PROBLEM:
Return the whole listing exactly as it stands.

# # # # #

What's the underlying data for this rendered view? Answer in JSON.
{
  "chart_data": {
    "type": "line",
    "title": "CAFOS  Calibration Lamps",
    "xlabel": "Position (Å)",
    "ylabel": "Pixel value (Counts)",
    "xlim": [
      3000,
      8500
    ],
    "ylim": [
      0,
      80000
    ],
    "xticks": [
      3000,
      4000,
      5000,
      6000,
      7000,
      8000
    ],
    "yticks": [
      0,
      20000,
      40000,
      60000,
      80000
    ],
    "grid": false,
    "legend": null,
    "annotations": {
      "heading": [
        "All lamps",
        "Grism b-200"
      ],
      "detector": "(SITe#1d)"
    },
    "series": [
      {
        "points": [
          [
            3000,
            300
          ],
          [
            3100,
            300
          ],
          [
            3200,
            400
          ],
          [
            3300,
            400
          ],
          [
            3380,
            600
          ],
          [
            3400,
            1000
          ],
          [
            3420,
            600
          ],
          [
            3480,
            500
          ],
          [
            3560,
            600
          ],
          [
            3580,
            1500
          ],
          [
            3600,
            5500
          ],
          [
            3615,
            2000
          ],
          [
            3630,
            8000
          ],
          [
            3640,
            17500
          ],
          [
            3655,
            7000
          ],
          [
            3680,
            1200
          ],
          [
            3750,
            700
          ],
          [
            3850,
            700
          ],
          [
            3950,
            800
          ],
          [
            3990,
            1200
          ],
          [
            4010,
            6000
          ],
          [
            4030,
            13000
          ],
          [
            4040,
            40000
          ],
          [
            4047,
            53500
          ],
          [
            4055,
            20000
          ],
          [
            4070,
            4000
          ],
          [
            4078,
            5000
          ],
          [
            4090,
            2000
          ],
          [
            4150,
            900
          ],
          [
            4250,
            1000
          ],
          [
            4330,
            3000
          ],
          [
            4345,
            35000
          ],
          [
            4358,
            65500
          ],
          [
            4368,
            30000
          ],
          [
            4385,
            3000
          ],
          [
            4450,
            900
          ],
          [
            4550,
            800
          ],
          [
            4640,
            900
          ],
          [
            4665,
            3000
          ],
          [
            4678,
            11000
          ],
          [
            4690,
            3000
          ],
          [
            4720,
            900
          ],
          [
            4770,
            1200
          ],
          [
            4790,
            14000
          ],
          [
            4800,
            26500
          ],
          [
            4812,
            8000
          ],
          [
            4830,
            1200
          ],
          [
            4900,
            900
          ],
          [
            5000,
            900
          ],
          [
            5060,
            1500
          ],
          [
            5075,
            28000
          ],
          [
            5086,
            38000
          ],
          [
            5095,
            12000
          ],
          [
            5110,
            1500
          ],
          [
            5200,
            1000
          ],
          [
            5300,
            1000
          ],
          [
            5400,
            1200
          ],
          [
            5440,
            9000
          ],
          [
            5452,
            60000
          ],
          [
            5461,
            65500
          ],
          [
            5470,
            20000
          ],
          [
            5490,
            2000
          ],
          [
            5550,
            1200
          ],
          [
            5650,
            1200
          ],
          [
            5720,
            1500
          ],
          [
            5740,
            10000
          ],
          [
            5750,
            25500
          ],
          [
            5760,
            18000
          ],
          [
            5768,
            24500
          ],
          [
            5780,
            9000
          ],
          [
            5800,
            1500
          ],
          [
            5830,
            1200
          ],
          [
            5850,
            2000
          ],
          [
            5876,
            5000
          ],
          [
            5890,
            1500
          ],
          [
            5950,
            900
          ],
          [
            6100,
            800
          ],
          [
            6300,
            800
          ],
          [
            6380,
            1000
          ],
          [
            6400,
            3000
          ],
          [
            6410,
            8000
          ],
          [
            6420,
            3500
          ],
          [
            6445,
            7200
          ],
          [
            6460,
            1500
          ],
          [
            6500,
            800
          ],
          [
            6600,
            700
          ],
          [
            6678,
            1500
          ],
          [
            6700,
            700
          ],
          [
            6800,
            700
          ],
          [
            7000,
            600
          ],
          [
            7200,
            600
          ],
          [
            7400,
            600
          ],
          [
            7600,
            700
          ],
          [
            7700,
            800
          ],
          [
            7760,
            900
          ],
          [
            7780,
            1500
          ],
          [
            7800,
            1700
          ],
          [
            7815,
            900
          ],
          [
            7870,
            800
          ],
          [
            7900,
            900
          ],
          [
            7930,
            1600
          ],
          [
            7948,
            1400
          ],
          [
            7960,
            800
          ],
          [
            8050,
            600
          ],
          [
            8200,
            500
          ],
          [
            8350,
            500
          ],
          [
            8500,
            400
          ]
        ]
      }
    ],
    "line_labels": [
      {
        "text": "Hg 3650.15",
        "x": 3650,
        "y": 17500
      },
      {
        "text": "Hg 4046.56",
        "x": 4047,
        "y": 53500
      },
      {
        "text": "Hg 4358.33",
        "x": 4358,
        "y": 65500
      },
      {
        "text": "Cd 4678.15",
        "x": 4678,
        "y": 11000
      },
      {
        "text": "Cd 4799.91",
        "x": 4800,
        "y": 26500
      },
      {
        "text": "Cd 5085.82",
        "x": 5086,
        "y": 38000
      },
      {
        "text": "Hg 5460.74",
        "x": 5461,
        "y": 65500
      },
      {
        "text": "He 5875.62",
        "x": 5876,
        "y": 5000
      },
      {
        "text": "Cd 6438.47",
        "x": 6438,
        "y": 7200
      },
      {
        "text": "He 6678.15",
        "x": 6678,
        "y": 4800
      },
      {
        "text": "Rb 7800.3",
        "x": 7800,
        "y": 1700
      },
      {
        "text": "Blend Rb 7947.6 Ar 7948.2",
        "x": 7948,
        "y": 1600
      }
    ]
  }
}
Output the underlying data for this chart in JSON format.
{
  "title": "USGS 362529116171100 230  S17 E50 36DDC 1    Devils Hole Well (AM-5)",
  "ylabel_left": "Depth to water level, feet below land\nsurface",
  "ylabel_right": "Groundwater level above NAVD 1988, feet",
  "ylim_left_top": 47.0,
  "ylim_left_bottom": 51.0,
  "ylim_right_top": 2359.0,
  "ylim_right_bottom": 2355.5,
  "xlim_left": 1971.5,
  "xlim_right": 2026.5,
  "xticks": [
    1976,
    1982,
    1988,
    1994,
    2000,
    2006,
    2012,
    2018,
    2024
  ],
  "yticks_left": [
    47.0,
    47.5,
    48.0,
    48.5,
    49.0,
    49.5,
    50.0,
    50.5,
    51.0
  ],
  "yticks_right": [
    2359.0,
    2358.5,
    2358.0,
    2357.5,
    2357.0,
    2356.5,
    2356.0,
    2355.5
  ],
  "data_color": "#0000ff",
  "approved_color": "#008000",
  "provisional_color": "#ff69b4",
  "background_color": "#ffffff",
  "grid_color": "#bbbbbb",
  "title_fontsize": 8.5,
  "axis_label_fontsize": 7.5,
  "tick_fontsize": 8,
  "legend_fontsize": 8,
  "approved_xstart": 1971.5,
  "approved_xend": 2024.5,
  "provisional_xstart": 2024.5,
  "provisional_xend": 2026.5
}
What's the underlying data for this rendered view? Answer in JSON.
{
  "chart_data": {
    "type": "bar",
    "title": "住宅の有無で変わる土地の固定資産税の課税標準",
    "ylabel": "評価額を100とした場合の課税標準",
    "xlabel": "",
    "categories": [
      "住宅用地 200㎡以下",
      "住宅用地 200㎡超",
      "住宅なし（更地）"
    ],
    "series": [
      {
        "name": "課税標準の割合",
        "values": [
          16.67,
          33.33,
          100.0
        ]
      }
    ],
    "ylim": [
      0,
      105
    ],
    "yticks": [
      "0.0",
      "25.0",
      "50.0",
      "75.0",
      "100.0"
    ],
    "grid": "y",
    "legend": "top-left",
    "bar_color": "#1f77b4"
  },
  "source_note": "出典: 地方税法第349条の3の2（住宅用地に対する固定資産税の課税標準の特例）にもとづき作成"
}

# # # # #

SOLUTION FOR THIS TASK:
What's the underlying data for this rendered view? Answer in JSON.
{
  "chart_data": {
    "type": "line",
    "title": "CAFOS  Calibration Lamps",
    "xlabel": "Position (Å)",
    "ylabel": "Pixel value (Counts)",
    "xlim": [
      3000,
      8500
    ],
    "ylim": [
      0,
      80000
    ],
    "xticks": [
      3000,
      4000,
      5000,
      6000,
      7000,
      8000
    ],
    "yticks": [
      0,
      20000,
      40000,
      60000,
      80000
    ],
    "grid": false,
    "legend": null,
    "annotations": {
      "heading": [
        "All lamps",
        "Grism b-200"
      ],
      "detector": "(SITe#1d)"
    },
    "series": [
      {
        "points": [
          [
            3000,
            300
          ],
          [
            3100,
            300
          ],
          [
            3200,
            400
          ],
          [
            3300,
            400
          ],
          [
            3380,
            600
          ],
          [
            3400,
            1000
          ],
          [
            3420,
            600
          ],
          [
            3480,
            500
          ],
          [
            3560,
            600
          ],
          [
            3580,
            1500
          ],
          [
            3600,
            5500
          ],
          [
            3615,
            2000
          ],
          [
            3630,
            8000
          ],
          [
            3640,
            17500
          ],
          [
            3655,
            7000
          ],
          [
            3680,
            1200
          ],
          [
            3750,
            700
          ],
          [
            3850,
            700
          ],
          [
            3950,
            800
          ],
          [
            3990,
            1200
          ],
          [
            4010,
            6000
          ],
          [
            4030,
            13000
          ],
          [
            4040,
            40000
          ],
          [
            4047,
            53500
          ],
          [
            4055,
            20000
          ],
          [
            4070,
            4000
          ],
          [
            4078,
            5000
          ],
          [
            4090,
            2000
          ],
          [
            4150,
            900
          ],
          [
            4250,
            1000
          ],
          [
            4330,
            3000
          ],
          [
            4345,
            35000
          ],
          [
            4358,
            65500
          ],
          [
            4368,
            30000
          ],
          [
            4385,
            3000
          ],
          [
            4450,
            900
          ],
          [
            4550,
            800
          ],
          [
            4640,
            900
          ],
          [
            4665,
            3000
          ],
          [
            4678,
            11000
          ],
          [
            4690,
            3000
          ],
          [
            4720,
            900
          ],
          [
            4770,
            1200
          ],
          [
            4790,
            14000
          ],
          [
            4800,
            26500
          ],
          [
            4812,
            8000
          ],
          [
            4830,
            1200
          ],
          [
            4900,
            900
          ],
          [
            5000,
            900
          ],
          [
            5060,
            1500
          ],
          [
            5075,
            28000
          ],
          [
            5086,
            38000
          ],
          [
            5095,
            12000
          ],
          [
            5110,
            1500
          ],
          [
            5200,
            1000
          ],
          [
            5300,
            1000
          ],
          [
            5400,
            1200
          ],
          [
            5440,
            9000
          ],
          [
            5452,
            60000
          ],
          [
            5461,
            65500
          ],
          [
            5470,
            20000
          ],
          [
            5490,
            2000
          ],
          [
            5550,
            1200
          ],
          [
            5650,
            1200
          ],
          [
            5720,
            1500
          ],
          [
            5740,
            10000
          ],
          [
            5750,
            25500
          ],
          [
            5760,
            18000
          ],
          [
            5768,
            24500
          ],
          [
            5780,
            9000
          ],
          [
            5800,
            1500
          ],
          [
            5830,
            1200
          ],
          [
            5850,
            2000
          ],
          [
            5876,
            5000
          ],
          [
            5890,
            1500
          ],
          [
            5950,
            900
          ],
          [
            6100,
            800
          ],
          [
            6300,
            800
          ],
          [
            6380,
            1000
          ],
          [
            6400,
            3000
          ],
          [
            6410,
            8000
          ],
          [
            6420,
            3500
          ],
          [
            6445,
            7200
          ],
          [
            6460,
            1500
          ],
          [
            6500,
            800
          ],
          [
            6600,
            700
          ],
          [
            6678,
            1500
          ],
          [
            6700,
            700
          ],
          [
            6800,
            700
          ],
          [
            7000,
            600
          ],
          [
            7200,
            600
          ],
          [
            7400,
            600
          ],
          [
            7600,
            700
          ],
          [
            7700,
            800
          ],
          [
            7760,
            900
          ],
          [
            7780,
            1500
          ],
          [
            7800,
            1700
          ],
          [
            7815,
            900
          ],
          [
            7870,
            800
          ],
          [
            7900,
            900
          ],
          [
            7930,
            1600
          ],
          [
            7948,
            1400
          ],
          [
            7960,
            800
          ],
          [
            8050,
            600
          ],
          [
            8200,
            500
          ],
          [
            8350,
            500
          ],
          [
            8500,
            400
          ]
        ]
      }
    ],
    "line_labels": [
      {
        "text": "Hg 3650.15",
        "x": 3650,
        "y": 17500
      },
      {
        "text": "Hg 4046.56",
        "x": 4047,
        "y": 53500
      },
      {
        "text": "Hg 4358.33",
        "x": 4358,
        "y": 65500
      },
      {
        "text": "Cd 4678.15",
        "x": 4678,
        "y": 11000
      },
      {
        "text": "Cd 4799.91",
        "x": 4800,
        "y": 26500
      },
      {
        "text": "Cd 5085.82",
        "x": 5086,
        "y": 38000
      },
      {
        "text": "Hg 5460.74",
        "x": 5461,
        "y": 65500
      },
      {
        "text": "He 5875.62",
        "x": 5876,
        "y": 5000
      },
      {
        "text": "Cd 6438.47",
        "x": 6438,
        "y": 7200
      },
      {
        "text": "He 6678.15",
        "x": 6678,
        "y": 4800
      },
      {
        "text": "Rb 7800.3",
        "x": 7800,
        "y": 1700
      },
      {
        "text": "Blend Rb 7947.6 Ar 7948.2",
        "x": 7948,
        "y": 1600
      }
    ]
  }
}
Output the underlying data for this chart in JSON format.
{
  "title": "USGS 362529116171100 230  S17 E50 36DDC 1    Devils Hole Well (AM-5)",
  "ylabel_left": "Depth to water level, feet below land\nsurface",
  "ylabel_right": "Groundwater level above NAVD 1988, feet",
  "ylim_left_top": 47.0,
  "ylim_left_bottom": 51.0,
  "ylim_right_top": 2359.0,
  "ylim_right_bottom": 2355.5,
  "xlim_left": 1971.5,
  "xlim_right": 2026.5,
  "xticks": [
    1976,
    1982,
    1988,
    1994,
    2000,
    2006,
    2012,
    2018,
    2024
  ],
  "yticks_left": [
    47.0,
    47.5,
    48.0,
    48.5,
    49.0,
    49.5,
    50.0,
    50.5,
    51.0
  ],
  "yticks_right": [
    2359.0,
    2358.5,
    2358.0,
    2357.5,
    2357.0,
    2356.5,
    2356.0,
    2355.5
  ],
  "data_color": "#0000ff",
  "approved_color": "#008000",
  "provisional_color": "#ff69b4",
  "background_color": "#ffffff",
  "grid_color": "#bbbbbb",
  "title_fontsize": 8.5,
  "axis_label_fontsize": 7.5,
  "tick_fontsize": 8,
  "legend_fontsize": 8,
  "approved_xstart": 1971.5,
  "approved_xend": 2024.5,
  "provisional_xstart": 2024.5,
  "provisional_xend": 2026.5
}
What's the underlying data for this rendered view? Answer in JSON.
{
  "chart_data": {
    "type": "bar",
    "title": "住宅の有無で変わる土地の固定資産税の課税標準",
    "ylabel": "評価額を100とした場合の課税標準",
    "xlabel": "",
    "categories": [
      "住宅用地 200㎡以下",
      "住宅用地 200㎡超",
      "住宅なし（更地）"
    ],
    "series": [
      {
        "name": "課税標準の割合",
        "values": [
          16.67,
          33.33,
          100.0
        ]
      }
    ],
    "ylim": [
      0,
      105
    ],
    "yticks": [
      "0.0",
      "25.0",
      "50.0",
      "75.0",
      "100.0"
    ],
    "grid": "y",
    "legend": "top-left",
    "bar_color": "#1f77b4"
  },
  "source_note": "出典: 地方税法第349条の3の2（住宅用地に対する固定資産税の課税標準の特例）にもとづき作成"
}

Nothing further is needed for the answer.